Extracted records:

____

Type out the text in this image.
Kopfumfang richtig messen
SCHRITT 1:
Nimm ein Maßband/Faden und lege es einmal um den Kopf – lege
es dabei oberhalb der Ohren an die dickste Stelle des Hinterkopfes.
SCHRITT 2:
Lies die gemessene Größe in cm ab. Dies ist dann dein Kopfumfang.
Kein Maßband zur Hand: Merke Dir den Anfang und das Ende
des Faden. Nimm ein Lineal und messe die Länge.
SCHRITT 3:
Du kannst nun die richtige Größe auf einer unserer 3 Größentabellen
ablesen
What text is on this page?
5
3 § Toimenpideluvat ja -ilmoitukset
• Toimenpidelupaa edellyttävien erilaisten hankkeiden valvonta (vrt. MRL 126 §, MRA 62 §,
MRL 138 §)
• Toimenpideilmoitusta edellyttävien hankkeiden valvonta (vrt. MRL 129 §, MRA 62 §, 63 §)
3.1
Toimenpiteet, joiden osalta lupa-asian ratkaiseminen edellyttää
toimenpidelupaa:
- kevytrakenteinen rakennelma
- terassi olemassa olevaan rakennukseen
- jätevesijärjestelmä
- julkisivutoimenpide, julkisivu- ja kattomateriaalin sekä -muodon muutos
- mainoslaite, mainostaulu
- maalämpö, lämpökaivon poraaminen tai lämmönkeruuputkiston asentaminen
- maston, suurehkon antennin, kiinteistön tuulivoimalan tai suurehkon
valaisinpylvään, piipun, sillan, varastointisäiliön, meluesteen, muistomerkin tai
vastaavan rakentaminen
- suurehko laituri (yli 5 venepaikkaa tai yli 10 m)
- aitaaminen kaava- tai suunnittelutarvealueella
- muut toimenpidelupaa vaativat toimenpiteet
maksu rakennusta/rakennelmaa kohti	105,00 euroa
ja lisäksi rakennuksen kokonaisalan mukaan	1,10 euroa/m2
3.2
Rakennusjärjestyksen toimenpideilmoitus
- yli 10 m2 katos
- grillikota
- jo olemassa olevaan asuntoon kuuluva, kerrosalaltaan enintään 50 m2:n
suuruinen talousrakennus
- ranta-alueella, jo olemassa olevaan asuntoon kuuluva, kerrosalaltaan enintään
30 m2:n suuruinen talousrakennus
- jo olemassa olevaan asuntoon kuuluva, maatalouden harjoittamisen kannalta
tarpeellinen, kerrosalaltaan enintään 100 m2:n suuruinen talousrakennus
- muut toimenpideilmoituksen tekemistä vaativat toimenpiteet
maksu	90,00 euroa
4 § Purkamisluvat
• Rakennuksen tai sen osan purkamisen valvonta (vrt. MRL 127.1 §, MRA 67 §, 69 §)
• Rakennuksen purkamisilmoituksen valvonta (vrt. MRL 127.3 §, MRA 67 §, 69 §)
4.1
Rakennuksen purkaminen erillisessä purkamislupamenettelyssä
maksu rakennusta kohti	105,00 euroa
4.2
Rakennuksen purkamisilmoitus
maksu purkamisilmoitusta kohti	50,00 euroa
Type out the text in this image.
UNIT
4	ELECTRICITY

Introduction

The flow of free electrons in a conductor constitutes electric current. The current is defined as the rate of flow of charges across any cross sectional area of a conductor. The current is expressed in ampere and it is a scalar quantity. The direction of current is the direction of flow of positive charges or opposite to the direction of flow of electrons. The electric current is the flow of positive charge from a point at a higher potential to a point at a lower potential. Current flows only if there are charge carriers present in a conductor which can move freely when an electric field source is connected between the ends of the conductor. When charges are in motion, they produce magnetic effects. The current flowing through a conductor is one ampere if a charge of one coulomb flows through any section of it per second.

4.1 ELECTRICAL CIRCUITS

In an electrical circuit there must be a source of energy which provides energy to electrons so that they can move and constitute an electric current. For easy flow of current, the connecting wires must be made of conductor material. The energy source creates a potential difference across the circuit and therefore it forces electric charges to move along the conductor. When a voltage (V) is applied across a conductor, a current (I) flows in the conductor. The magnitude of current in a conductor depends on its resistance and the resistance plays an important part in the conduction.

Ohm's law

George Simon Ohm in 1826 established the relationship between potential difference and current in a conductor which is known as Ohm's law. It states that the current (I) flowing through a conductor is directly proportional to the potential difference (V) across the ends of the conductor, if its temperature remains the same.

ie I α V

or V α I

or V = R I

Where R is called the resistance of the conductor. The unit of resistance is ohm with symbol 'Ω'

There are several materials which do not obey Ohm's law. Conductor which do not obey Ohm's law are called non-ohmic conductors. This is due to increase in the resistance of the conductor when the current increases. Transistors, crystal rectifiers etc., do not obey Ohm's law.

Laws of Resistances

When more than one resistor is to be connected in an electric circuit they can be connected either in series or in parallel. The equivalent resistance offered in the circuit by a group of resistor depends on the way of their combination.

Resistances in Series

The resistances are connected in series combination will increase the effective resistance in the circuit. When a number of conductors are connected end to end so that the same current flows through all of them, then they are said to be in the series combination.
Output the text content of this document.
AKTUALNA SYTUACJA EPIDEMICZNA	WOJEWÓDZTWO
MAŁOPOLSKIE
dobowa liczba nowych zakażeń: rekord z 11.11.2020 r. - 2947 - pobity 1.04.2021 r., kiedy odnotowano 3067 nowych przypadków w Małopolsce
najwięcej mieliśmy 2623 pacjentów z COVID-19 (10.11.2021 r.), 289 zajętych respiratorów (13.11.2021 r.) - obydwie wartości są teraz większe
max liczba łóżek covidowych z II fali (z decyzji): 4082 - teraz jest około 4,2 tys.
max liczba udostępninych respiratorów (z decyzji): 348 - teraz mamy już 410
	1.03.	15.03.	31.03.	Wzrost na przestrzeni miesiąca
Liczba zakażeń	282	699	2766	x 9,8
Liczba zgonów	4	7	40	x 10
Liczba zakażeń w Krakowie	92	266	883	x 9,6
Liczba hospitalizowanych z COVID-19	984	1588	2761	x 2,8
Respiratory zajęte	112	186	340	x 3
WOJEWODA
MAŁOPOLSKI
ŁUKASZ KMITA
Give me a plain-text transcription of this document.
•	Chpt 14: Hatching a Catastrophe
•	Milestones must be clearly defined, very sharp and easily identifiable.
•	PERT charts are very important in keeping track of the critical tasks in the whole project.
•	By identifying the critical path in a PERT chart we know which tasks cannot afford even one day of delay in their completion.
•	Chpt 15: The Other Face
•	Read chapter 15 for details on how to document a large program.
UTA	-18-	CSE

____

Do this
Which lines contain the word "kuuluva"? Return each of them.

Full response
- jo olemassa olevaan asuntoon kuuluva, kerrosalaltaan enintään 50 m2:n
- ranta-alueella, jo olemassa olevaan asuntoon kuuluva, kerrosalaltaan enintään
- jo olemassa olevaan asuntoon kuuluva, maatalouden harjoittamisen kannalta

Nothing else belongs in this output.